- **Set exercise**:
Return each line holding the string "icon".

(Collected data entries)

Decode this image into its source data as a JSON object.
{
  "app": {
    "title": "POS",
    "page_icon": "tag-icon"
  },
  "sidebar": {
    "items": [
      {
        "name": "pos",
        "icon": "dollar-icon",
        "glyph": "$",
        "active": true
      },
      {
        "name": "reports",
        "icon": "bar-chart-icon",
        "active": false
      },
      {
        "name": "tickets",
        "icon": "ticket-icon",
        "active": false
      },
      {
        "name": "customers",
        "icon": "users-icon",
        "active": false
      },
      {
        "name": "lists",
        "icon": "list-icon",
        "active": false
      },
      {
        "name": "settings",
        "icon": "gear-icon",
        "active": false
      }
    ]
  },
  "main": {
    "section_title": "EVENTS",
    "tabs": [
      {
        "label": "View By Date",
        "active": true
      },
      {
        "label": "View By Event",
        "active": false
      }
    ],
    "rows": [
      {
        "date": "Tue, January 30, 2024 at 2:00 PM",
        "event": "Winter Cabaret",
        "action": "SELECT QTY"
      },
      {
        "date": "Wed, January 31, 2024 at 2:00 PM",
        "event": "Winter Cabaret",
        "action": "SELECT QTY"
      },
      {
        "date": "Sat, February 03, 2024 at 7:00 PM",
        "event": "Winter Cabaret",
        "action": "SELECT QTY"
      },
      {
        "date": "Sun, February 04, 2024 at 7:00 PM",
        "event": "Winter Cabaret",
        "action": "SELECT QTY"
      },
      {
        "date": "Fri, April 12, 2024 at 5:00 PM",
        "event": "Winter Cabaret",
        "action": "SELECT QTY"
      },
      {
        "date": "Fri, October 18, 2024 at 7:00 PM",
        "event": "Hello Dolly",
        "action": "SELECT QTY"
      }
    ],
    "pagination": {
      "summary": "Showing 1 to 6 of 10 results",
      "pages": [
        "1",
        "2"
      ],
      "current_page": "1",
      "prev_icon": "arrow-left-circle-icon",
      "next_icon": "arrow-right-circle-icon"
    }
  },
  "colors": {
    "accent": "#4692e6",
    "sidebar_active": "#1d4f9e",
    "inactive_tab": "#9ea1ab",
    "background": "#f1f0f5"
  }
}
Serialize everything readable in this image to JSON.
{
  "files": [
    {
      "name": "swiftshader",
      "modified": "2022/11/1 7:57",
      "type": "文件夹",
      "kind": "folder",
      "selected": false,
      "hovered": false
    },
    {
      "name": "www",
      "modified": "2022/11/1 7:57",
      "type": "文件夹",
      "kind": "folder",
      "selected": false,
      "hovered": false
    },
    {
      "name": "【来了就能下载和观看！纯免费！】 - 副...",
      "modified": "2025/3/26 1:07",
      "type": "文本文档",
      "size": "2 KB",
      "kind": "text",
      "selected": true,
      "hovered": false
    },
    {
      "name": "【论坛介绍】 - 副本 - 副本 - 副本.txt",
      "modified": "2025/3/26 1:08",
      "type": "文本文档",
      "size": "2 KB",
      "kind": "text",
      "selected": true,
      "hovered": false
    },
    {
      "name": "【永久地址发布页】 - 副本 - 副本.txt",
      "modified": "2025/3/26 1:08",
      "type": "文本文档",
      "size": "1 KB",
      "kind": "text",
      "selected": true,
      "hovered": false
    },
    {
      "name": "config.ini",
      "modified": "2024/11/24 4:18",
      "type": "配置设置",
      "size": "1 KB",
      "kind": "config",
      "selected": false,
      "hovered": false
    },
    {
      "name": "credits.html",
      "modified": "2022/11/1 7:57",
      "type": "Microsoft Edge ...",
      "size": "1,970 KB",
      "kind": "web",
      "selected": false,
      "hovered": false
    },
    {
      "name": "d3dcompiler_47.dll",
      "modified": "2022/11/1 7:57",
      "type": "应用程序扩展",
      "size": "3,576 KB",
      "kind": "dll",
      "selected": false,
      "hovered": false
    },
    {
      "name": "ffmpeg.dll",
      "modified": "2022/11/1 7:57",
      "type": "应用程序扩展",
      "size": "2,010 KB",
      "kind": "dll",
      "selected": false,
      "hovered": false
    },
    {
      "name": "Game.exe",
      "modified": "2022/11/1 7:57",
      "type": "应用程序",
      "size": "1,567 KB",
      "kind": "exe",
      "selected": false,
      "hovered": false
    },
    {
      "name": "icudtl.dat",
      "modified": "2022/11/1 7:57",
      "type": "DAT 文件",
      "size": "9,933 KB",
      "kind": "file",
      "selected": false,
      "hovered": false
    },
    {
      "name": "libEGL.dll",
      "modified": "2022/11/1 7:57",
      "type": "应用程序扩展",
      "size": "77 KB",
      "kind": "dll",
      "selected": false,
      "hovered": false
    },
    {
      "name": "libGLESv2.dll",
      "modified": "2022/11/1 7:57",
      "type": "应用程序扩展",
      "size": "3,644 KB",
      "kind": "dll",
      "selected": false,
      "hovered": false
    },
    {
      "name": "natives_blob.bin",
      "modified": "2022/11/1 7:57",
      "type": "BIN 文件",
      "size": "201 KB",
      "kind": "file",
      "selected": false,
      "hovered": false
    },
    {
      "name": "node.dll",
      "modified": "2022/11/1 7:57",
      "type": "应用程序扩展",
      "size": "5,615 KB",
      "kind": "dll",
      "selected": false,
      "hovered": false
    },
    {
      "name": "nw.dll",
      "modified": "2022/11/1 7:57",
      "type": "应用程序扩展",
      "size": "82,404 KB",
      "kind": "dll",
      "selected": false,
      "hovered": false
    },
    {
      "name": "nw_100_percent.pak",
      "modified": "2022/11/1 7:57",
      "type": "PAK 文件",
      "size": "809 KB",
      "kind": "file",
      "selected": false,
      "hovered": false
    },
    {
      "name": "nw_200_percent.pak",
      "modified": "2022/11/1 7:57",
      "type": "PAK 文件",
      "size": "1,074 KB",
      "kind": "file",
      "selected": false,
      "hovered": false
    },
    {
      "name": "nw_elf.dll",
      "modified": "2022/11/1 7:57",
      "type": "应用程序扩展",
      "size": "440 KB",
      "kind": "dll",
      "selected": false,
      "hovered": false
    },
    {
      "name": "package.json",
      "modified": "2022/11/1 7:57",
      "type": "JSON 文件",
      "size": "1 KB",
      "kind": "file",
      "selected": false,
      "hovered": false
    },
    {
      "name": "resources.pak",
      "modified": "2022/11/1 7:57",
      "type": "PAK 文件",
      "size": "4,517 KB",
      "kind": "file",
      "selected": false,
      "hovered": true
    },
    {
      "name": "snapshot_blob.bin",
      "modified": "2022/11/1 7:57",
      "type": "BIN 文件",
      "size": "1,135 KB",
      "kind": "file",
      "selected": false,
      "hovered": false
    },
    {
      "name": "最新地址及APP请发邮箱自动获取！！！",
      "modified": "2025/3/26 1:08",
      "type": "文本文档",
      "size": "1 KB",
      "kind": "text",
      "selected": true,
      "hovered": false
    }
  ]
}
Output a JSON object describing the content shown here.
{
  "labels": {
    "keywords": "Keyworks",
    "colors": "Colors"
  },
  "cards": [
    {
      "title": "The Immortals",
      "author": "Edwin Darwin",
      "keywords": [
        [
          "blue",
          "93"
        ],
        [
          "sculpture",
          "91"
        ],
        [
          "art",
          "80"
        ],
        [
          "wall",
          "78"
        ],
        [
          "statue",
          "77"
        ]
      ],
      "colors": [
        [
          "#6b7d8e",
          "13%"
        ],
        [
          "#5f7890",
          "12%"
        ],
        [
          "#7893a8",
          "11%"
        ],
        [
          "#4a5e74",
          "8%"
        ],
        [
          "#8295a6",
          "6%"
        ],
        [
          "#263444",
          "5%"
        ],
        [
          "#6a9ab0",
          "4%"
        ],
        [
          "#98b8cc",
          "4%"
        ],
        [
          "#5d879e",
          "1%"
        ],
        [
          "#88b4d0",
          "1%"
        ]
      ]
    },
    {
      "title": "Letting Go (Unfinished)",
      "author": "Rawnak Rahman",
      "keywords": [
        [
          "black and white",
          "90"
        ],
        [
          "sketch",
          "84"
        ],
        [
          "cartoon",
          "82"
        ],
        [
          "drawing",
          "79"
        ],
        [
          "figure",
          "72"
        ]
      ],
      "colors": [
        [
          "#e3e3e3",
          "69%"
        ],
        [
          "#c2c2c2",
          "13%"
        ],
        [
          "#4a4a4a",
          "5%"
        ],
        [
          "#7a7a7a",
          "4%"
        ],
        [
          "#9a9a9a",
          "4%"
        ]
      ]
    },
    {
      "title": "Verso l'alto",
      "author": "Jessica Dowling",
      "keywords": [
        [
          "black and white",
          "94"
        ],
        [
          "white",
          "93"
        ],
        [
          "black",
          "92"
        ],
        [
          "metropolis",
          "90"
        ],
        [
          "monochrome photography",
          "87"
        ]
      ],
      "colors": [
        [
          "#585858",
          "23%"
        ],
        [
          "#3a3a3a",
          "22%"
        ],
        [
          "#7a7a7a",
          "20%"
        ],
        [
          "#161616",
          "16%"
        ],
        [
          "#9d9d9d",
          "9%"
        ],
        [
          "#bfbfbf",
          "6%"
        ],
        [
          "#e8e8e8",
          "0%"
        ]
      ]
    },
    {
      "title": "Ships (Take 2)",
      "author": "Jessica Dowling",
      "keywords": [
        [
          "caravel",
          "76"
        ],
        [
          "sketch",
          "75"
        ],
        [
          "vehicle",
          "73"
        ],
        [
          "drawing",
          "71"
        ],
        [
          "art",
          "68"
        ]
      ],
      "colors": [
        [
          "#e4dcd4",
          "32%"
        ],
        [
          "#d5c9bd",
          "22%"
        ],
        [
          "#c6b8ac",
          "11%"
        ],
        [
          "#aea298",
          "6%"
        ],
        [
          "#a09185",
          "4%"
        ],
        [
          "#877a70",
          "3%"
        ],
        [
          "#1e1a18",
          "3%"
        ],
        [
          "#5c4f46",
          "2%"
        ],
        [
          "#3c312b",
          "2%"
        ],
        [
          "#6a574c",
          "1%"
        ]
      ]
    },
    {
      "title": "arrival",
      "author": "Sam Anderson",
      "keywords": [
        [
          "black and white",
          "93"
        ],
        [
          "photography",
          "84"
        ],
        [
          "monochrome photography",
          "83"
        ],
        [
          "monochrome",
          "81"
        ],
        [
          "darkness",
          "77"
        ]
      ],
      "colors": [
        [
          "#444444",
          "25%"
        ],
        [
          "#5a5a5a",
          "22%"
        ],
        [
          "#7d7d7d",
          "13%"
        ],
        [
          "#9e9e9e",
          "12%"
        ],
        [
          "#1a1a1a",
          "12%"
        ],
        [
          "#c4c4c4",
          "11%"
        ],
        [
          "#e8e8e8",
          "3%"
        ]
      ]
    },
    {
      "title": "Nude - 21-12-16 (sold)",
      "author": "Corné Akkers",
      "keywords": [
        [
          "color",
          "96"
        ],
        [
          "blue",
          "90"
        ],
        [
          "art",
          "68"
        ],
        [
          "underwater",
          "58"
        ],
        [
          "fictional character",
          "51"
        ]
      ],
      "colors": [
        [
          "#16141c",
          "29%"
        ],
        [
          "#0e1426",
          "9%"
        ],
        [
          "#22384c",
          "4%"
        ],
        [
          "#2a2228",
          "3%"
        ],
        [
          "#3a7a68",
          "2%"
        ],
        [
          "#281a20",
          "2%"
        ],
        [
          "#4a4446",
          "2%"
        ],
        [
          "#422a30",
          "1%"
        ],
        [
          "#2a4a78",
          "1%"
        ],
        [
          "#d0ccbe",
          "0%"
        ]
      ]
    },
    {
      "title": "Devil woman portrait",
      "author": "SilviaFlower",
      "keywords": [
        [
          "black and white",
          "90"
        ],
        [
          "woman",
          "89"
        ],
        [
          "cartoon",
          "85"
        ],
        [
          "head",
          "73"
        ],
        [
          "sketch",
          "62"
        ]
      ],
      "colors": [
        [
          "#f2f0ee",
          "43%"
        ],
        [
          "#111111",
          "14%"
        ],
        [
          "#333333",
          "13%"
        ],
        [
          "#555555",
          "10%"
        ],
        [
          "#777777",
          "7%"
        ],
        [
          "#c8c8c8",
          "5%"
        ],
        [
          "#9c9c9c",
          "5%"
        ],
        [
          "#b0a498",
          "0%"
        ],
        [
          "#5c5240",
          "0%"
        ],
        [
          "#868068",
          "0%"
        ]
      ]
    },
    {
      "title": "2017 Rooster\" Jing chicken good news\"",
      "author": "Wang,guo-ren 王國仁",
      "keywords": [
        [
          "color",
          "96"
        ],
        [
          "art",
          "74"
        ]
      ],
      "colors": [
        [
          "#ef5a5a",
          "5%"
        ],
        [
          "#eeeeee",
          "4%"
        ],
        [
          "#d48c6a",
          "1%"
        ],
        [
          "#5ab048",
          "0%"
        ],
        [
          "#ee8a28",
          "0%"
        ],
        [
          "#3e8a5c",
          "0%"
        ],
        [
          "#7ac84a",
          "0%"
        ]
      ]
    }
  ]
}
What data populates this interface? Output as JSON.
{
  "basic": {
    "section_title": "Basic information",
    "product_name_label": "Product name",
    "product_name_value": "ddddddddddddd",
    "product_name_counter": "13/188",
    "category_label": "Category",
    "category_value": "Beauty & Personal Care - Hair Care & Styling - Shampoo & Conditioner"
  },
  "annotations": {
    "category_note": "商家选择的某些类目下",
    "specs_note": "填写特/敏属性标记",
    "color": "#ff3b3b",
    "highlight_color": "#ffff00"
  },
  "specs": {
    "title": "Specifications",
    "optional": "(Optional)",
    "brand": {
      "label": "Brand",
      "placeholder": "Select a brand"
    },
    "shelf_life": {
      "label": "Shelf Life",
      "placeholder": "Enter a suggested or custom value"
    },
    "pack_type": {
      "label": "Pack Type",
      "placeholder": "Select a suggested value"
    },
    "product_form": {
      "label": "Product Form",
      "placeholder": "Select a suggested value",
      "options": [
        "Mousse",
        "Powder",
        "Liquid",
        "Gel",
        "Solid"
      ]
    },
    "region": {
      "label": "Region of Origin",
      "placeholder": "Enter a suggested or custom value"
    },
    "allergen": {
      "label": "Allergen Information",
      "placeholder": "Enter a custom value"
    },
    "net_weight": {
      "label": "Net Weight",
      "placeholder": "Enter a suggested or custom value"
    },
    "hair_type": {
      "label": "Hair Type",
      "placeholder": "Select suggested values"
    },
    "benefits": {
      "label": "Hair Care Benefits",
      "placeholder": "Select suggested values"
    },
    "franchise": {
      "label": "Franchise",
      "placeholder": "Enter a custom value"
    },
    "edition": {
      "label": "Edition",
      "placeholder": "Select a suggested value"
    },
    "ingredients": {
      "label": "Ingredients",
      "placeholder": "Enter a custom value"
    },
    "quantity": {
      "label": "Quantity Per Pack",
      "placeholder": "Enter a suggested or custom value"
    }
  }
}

- **Written solution**:
    "page_icon": "tag-icon"
        "icon": "dollar-icon",
        "icon": "bar-chart-icon",
        "icon": "ticket-icon",
        "icon": "users-icon",
        "icon": "list-icon",
        "icon": "gear-icon",
      "prev_icon": "arrow-left-circle-icon",
      "next_icon": "arrow-right-circle-icon"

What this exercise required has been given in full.